In the records that follow, find each line with "specific" and pull it out.

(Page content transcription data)
=== Section Start ===
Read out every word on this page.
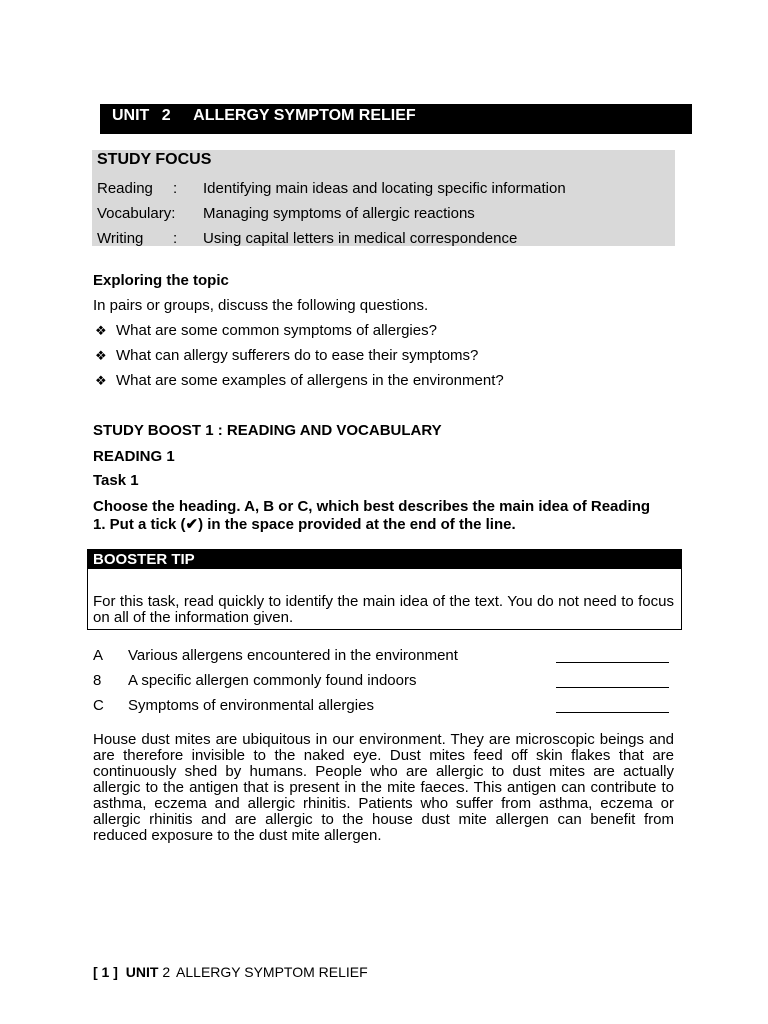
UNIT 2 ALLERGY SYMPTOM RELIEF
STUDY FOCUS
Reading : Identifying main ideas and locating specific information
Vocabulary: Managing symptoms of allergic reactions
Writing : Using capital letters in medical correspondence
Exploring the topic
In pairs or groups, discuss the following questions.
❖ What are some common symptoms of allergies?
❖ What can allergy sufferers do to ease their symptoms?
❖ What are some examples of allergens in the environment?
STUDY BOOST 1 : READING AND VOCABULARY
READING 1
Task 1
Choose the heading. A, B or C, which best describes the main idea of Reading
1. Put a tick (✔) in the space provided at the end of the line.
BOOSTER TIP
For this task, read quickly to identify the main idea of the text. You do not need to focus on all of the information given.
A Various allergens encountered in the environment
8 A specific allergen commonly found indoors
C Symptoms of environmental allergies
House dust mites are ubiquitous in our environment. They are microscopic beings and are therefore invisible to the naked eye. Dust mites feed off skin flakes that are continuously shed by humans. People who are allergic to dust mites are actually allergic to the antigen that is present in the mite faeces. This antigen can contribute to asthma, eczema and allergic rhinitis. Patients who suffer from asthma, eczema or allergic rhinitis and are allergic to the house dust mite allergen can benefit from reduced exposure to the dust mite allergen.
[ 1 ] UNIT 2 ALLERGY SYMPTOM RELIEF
=== Section End ===
=== Section Start ===
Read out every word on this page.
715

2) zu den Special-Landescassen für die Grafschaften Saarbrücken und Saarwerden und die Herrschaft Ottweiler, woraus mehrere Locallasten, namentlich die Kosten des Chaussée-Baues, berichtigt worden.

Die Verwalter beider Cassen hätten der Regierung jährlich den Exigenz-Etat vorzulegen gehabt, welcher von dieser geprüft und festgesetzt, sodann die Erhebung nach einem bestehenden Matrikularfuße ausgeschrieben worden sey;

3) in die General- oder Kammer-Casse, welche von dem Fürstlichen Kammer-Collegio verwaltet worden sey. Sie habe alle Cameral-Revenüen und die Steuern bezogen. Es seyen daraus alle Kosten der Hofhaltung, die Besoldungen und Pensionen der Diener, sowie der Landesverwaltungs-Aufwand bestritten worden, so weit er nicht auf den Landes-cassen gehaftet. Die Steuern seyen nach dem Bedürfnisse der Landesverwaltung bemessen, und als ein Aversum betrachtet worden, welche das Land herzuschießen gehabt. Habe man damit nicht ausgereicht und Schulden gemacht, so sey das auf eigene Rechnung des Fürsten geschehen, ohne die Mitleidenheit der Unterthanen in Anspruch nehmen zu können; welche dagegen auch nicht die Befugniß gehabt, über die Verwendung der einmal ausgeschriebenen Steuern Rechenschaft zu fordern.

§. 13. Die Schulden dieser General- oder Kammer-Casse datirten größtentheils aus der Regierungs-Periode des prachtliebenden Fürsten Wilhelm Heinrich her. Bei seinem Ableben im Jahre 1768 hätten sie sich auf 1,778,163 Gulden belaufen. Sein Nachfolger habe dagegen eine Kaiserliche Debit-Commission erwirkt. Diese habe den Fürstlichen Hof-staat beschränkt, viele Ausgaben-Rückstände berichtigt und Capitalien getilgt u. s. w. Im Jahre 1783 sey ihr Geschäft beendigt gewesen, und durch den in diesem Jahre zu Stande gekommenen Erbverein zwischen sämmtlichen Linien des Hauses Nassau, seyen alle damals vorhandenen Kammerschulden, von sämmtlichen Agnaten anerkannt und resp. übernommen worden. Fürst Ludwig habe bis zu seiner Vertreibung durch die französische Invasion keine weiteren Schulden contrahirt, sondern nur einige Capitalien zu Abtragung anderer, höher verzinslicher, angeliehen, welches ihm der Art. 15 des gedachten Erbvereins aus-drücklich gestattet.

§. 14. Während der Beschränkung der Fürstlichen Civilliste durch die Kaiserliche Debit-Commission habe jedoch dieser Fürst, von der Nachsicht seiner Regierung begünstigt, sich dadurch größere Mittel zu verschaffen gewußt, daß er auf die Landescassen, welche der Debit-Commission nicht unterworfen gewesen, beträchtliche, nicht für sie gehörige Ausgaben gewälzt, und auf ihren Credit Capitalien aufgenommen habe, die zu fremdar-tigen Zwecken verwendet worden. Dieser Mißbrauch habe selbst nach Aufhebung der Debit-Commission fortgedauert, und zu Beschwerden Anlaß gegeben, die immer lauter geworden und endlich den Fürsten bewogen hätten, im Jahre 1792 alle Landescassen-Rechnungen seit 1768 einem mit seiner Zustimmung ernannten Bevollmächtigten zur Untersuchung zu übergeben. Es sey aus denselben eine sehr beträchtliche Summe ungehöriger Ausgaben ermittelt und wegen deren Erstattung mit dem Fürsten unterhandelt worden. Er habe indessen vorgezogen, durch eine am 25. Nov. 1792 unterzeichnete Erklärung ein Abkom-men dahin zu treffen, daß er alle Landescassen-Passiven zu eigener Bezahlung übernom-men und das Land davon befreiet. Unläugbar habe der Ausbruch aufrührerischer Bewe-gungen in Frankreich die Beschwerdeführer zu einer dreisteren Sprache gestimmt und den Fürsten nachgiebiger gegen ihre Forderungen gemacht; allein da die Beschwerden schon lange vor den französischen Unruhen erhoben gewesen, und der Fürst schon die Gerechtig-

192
=== Section End ===
=== Section Start ===
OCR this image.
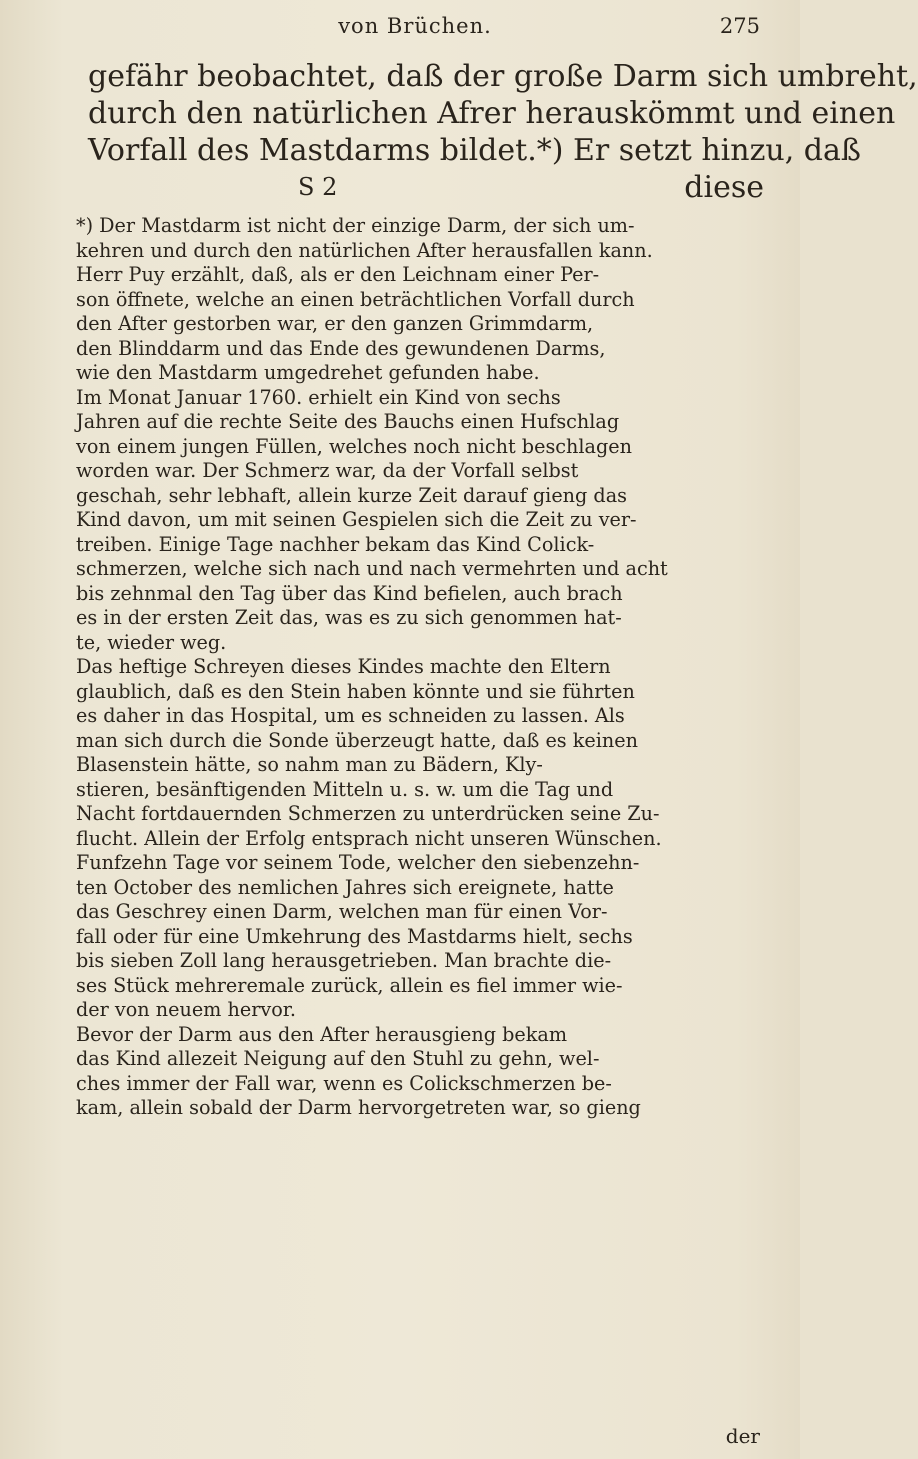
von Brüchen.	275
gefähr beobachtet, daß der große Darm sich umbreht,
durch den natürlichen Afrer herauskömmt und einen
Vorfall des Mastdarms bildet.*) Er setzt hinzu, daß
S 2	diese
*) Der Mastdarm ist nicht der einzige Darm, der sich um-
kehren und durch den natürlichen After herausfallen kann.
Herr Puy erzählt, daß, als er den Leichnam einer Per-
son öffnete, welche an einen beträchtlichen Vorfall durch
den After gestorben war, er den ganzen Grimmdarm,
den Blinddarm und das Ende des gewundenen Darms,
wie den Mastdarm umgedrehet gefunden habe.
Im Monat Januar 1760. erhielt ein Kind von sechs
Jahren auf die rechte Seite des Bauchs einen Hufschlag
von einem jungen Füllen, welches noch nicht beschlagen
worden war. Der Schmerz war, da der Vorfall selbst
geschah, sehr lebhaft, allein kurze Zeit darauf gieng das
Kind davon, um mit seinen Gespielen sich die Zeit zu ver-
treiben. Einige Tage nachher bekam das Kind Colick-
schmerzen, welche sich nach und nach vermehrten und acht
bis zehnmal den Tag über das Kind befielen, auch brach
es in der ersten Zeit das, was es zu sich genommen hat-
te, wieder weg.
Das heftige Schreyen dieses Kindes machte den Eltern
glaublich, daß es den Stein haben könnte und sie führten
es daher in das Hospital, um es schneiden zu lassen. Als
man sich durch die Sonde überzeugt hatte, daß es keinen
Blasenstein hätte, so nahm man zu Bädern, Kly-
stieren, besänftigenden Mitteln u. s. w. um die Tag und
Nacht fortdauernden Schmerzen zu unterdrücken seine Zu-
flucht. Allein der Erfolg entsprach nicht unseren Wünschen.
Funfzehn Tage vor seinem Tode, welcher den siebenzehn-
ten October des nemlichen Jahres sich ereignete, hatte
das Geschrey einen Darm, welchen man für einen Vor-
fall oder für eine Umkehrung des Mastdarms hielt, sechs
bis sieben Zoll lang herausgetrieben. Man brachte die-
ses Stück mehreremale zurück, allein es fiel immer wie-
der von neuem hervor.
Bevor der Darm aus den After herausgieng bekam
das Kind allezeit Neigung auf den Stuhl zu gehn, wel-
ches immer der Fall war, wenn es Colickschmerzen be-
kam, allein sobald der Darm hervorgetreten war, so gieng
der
=== Section End ===
## ANSWER BELOW
Reading : Identifying main ideas and locating specific information
8 A specific allergen commonly found indoors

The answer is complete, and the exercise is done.